**WHAT THE TASK REQUIRES**:
Look for the word "上海实验动物研究中心" in the entries below, then copy every line that has it.

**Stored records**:

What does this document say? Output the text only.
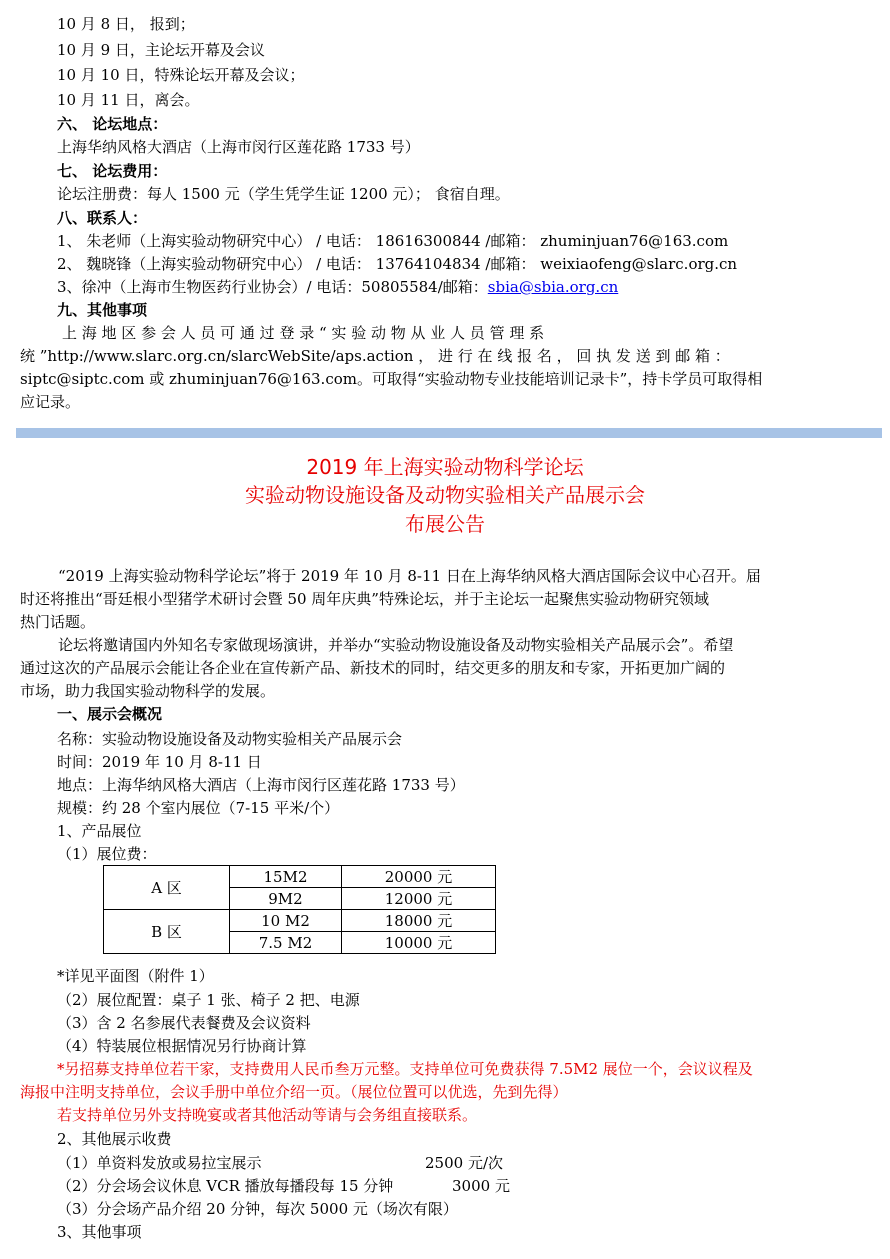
10 月 8 日， 报到；
10 月 9 日，主论坛开幕及会议
10 月 10 日，特殊论坛开幕及会议；
10 月 11 日，离会。
六、 论坛地点：
上海华纳风格大酒店（上海市闵行区莲花路 1733 号）
七、 论坛费用：
论坛注册费：每人 1500 元（学生凭学生证 1200 元）； 食宿自理。
八、联系人：
1、 朱老师（上海实验动物研究中心） / 电话： 18616300844 /邮箱： zhuminjuan76@163.com
2、 魏晓锋（上海实验动物研究中心） / 电话： 13764104834 /邮箱： weixiaofeng@slarc.org.cn
3、徐冲（上海市生物医药行业协会）/ 电话：50805584/邮箱：sbia@sbia.org.cn
九、其他事项
上 海 地 区 参 会 人 员 可 通 过 登 录 “ 实 验 动 物 从 业 人 员 管 理 系
统 ”http://www.slarc.org.cn/slarcWebSite/aps.action ， 进 行 在 线 报 名 ， 回 执 发 送 到 邮 箱 ：
siptc@siptc.com 或 zhuminjuan76@163.com。可取得“实验动物专业技能培训记录卡”，持卡学员可取得相
应记录。
2019 年上海实验动物科学论坛
实验动物设施设备及动物实验相关产品展示会
布展公告
“2019 上海实验动物科学论坛”将于 2019 年 10 月 8-11 日在上海华纳风格大酒店国际会议中心召开。届
时还将推出“哥廷根小型猪学术研讨会暨 50 周年庆典”特殊论坛，并于主论坛一起聚焦实验动物研究领域
热门话题。
论坛将邀请国内外知名专家做现场演讲，并举办“实验动物设施设备及动物实验相关产品展示会”。希望
通过这次的产品展示会能让各企业在宣传新产品、新技术的同时，结交更多的朋友和专家，开拓更加广阔的
市场，助力我国实验动物科学的发展。
一、展示会概况
名称：实验动物设施设备及动物实验相关产品展示会
时间：2019 年 10 月 8-11 日
地点：上海华纳风格大酒店（上海市闵行区莲花路 1733 号）
规模：约 28 个室内展位（7-15 平米/个）
1、产品展位
（1）展位费：
A 区	15M2	20000 元
	9M2	12000 元
B 区	10 M2	18000 元
	7.5 M2	10000 元
*详见平面图（附件 1）
（2）展位配置：桌子 1 张、椅子 2 把、电源
（3）含 2 名参展代表餐费及会议资料
（4）特装展位根据情况另行协商计算
*另招募支持单位若干家，支持费用人民币叁万元整。支持单位可免费获得 7.5M2 展位一个，会议议程及
海报中注明支持单位，会议手册中单位介绍一页。（展位位置可以优选，先到先得）
若支持单位另外支持晚宴或者其他活动等请与会务组直接联系。
2、其他展示收费
（1）单资料发放或易拉宝展示	2500 元/次
（2）分会场会议休息 VCR 播放每播段每 15 分钟	3000 元
（3）分会场产品介绍 20 分钟，每次 5000 元（场次有限）
3、其他事项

**THE ANSWER**:
1、 朱老师（上海实验动物研究中心） / 电话： 18616300844 /邮箱： zhuminjuan76@163.com
2、 魏晓锋（上海实验动物研究中心） / 电话： 13764104834 /邮箱： weixiaofeng@slarc.org.cn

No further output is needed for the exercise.